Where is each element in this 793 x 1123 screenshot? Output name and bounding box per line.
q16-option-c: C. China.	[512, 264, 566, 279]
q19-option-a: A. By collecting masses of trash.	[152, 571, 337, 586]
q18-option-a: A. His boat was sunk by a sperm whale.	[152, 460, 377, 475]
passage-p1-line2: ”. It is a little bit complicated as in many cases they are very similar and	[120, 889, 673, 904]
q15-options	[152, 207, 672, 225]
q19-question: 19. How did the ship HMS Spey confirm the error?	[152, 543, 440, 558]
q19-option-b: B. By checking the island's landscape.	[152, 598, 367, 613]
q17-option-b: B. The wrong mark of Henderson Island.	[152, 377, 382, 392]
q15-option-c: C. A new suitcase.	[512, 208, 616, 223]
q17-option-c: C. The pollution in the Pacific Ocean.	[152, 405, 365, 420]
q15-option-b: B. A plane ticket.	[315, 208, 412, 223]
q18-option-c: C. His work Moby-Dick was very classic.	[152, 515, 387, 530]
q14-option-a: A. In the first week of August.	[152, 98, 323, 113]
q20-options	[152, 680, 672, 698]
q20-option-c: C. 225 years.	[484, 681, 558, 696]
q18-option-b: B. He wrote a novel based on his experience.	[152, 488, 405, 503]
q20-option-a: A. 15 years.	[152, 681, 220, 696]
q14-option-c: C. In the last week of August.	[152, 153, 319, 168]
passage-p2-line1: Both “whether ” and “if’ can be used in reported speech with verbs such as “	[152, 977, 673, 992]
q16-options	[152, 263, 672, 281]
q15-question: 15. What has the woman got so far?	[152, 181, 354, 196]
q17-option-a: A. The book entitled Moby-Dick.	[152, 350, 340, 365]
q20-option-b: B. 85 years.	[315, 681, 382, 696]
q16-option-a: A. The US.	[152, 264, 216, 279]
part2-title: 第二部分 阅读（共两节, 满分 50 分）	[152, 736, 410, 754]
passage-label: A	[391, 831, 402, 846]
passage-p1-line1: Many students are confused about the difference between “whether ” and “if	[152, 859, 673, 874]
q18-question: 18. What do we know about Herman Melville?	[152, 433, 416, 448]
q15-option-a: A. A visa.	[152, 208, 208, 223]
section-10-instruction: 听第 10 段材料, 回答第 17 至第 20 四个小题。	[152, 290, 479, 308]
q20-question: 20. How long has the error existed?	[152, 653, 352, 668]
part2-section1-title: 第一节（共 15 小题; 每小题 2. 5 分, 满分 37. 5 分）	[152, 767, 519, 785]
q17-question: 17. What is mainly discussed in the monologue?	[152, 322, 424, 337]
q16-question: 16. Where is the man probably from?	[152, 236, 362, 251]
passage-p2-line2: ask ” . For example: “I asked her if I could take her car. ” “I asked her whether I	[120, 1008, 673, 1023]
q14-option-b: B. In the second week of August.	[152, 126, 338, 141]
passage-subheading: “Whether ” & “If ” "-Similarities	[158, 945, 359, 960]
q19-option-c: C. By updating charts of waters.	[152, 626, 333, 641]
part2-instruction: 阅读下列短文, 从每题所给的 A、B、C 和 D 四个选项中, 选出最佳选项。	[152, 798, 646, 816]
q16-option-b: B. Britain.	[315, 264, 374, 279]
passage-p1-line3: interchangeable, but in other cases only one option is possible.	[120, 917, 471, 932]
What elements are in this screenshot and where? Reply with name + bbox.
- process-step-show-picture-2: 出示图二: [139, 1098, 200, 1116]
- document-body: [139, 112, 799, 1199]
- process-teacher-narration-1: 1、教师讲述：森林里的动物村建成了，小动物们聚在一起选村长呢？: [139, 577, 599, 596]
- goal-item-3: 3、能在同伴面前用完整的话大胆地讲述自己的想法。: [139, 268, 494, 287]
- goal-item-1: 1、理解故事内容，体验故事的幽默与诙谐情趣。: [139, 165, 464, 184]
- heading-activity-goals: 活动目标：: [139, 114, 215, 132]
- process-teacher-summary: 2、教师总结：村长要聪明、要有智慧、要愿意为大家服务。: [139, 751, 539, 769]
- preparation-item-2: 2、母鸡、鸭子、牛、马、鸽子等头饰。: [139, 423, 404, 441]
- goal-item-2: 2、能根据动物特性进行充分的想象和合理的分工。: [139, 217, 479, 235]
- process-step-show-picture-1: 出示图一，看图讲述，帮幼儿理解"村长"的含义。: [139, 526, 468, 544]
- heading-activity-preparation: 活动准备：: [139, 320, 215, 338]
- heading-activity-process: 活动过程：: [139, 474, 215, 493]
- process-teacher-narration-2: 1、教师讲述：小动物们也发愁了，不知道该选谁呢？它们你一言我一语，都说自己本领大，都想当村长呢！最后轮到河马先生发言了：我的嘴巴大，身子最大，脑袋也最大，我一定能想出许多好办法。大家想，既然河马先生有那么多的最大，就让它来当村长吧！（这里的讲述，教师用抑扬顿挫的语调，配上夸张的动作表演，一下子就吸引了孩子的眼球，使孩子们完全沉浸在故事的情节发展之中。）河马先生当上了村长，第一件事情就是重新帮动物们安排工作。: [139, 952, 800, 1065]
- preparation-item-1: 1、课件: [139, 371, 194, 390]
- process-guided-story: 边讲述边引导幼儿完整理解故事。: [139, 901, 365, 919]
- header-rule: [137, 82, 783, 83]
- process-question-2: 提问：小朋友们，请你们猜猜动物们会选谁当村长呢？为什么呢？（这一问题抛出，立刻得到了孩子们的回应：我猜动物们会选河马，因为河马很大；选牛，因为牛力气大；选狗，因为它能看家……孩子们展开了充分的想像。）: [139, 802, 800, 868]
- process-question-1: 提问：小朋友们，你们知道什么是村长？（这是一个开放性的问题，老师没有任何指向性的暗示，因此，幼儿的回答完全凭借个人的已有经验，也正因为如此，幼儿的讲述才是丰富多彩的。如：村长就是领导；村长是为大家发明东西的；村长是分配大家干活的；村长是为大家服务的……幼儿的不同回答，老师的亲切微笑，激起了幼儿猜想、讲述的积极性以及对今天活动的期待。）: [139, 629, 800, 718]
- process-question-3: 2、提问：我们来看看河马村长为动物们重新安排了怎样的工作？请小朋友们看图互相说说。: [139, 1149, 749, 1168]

▶ Goal: Write out all the items above again, swapping each "Moby-Dick" for "Typee" and leaving everything else as it is.

▶ Expected output:
Where is each element in this 793 x 1123 screenshot? Output name and bounding box per line.
q16-option-c: C. China.	[512, 264, 566, 279]
q19-option-a: A. By collecting masses of trash.	[152, 571, 337, 586]
q18-option-a: A. His boat was sunk by a sperm whale.	[152, 460, 377, 475]
passage-p1-line2: ”. It is a little bit complicated as in many cases they are very similar and	[120, 889, 673, 904]
q15-options	[152, 207, 672, 225]
q19-question: 19. How did the ship HMS Spey confirm the error?	[152, 543, 440, 558]
q19-option-b: B. By checking the island's landscape.	[152, 598, 367, 613]
q17-option-b: B. The wrong mark of Henderson Island.	[152, 377, 382, 392]
q15-option-c: C. A new suitcase.	[512, 208, 616, 223]
q17-option-c: C. The pollution in the Pacific Ocean.	[152, 405, 365, 420]
q15-option-b: B. A plane ticket.	[315, 208, 412, 223]
q18-option-c: C. His work Typee was very classic.	[152, 515, 387, 530]
q14-option-a: A. In the first week of August.	[152, 98, 323, 113]
q20-options	[152, 680, 672, 698]
q20-option-c: C. 225 years.	[484, 681, 558, 696]
q18-option-b: B. He wrote a novel based on his experience.	[152, 488, 405, 503]
q20-option-a: A. 15 years.	[152, 681, 220, 696]
q14-option-c: C. In the last week of August.	[152, 153, 319, 168]
passage-p2-line1: Both “whether ” and “if’ can be used in reported speech with verbs such as “	[152, 977, 673, 992]
q16-options	[152, 263, 672, 281]
q15-question: 15. What has the woman got so far?	[152, 181, 354, 196]
q17-option-a: A. The book entitled Typee.	[152, 350, 340, 365]
q20-option-b: B. 85 years.	[315, 681, 382, 696]
q16-option-a: A. The US.	[152, 264, 216, 279]
part2-title: 第二部分 阅读（共两节, 满分 50 分）	[152, 736, 410, 754]
passage-label: A	[391, 831, 402, 846]
passage-p1-line1: Many students are confused about the difference between “whether ” and “if	[152, 859, 673, 874]
q18-question: 18. What do we know about Herman Melville?	[152, 433, 416, 448]
q15-option-a: A. A visa.	[152, 208, 208, 223]
section-10-instruction: 听第 10 段材料, 回答第 17 至第 20 四个小题。	[152, 290, 479, 308]
q20-question: 20. How long has the error existed?	[152, 653, 352, 668]
part2-section1-title: 第一节（共 15 小题; 每小题 2. 5 分, 满分 37. 5 分）	[152, 767, 519, 785]
q17-question: 17. What is mainly discussed in the monologue?	[152, 322, 424, 337]
q16-question: 16. Where is the man probably from?	[152, 236, 362, 251]
passage-p2-line2: ask ” . For example: “I asked her if I could take her car. ” “I asked her whether I	[120, 1008, 673, 1023]
q14-option-b: B. In the second week of August.	[152, 126, 338, 141]
passage-subheading: “Whether ” & “If ” "-Similarities	[158, 945, 359, 960]
q19-option-c: C. By updating charts of waters.	[152, 626, 333, 641]
part2-instruction: 阅读下列短文, 从每题所给的 A、B、C 和 D 四个选项中, 选出最佳选项。	[152, 798, 646, 816]
q16-option-b: B. Britain.	[315, 264, 374, 279]
passage-p1-line3: interchangeable, but in other cases only one option is possible.	[120, 917, 471, 932]
What elements are in this screenshot and where? Reply with name + bbox.
- process-step-show-picture-2: 出示图二: [139, 1098, 200, 1116]
- document-body: [139, 112, 799, 1199]
- process-teacher-narration-1: 1、教师讲述：森林里的动物村建成了，小动物们聚在一起选村长呢？: [139, 577, 599, 596]
- goal-item-3: 3、能在同伴面前用完整的话大胆地讲述自己的想法。: [139, 268, 494, 287]
- goal-item-1: 1、理解故事内容，体验故事的幽默与诙谐情趣。: [139, 165, 464, 184]
- heading-activity-goals: 活动目标：: [139, 114, 215, 132]
- process-teacher-summary: 2、教师总结：村长要聪明、要有智慧、要愿意为大家服务。: [139, 751, 539, 769]
- preparation-item-2: 2、母鸡、鸭子、牛、马、鸽子等头饰。: [139, 423, 404, 441]
- goal-item-2: 2、能根据动物特性进行充分的想象和合理的分工。: [139, 217, 479, 235]
- process-step-show-picture-1: 出示图一，看图讲述，帮幼儿理解"村长"的含义。: [139, 526, 468, 544]
- heading-activity-preparation: 活动准备：: [139, 320, 215, 338]
- heading-activity-process: 活动过程：: [139, 474, 215, 493]
- process-teacher-narration-2: 1、教师讲述：小动物们也发愁了，不知道该选谁呢？它们你一言我一语，都说自己本领大，都想当村长呢！最后轮到河马先生发言了：我的嘴巴大，身子最大，脑袋也最大，我一定能想出许多好办法。大家想，既然河马先生有那么多的最大，就让它来当村长吧！（这里的讲述，教师用抑扬顿挫的语调，配上夸张的动作表演，一下子就吸引了孩子的眼球，使孩子们完全沉浸在故事的情节发展之中。）河马先生当上了村长，第一件事情就是重新帮动物们安排工作。: [139, 952, 800, 1065]
- preparation-item-1: 1、课件: [139, 371, 194, 390]
- process-guided-story: 边讲述边引导幼儿完整理解故事。: [139, 901, 365, 919]
- header-rule: [137, 82, 783, 83]
- process-question-2: 提问：小朋友们，请你们猜猜动物们会选谁当村长呢？为什么呢？（这一问题抛出，立刻得到了孩子们的回应：我猜动物们会选河马，因为河马很大；选牛，因为牛力气大；选狗，因为它能看家……孩子们展开了充分的想像。）: [139, 802, 800, 868]
- process-question-1: 提问：小朋友们，你们知道什么是村长？（这是一个开放性的问题，老师没有任何指向性的暗示，因此，幼儿的回答完全凭借个人的已有经验，也正因为如此，幼儿的讲述才是丰富多彩的。如：村长就是领导；村长是为大家发明东西的；村长是分配大家干活的；村长是为大家服务的……幼儿的不同回答，老师的亲切微笑，激起了幼儿猜想、讲述的积极性以及对今天活动的期待。）: [139, 629, 800, 718]
- process-question-3: 2、提问：我们来看看河马村长为动物们重新安排了怎样的工作？请小朋友们看图互相说说。: [139, 1149, 749, 1168]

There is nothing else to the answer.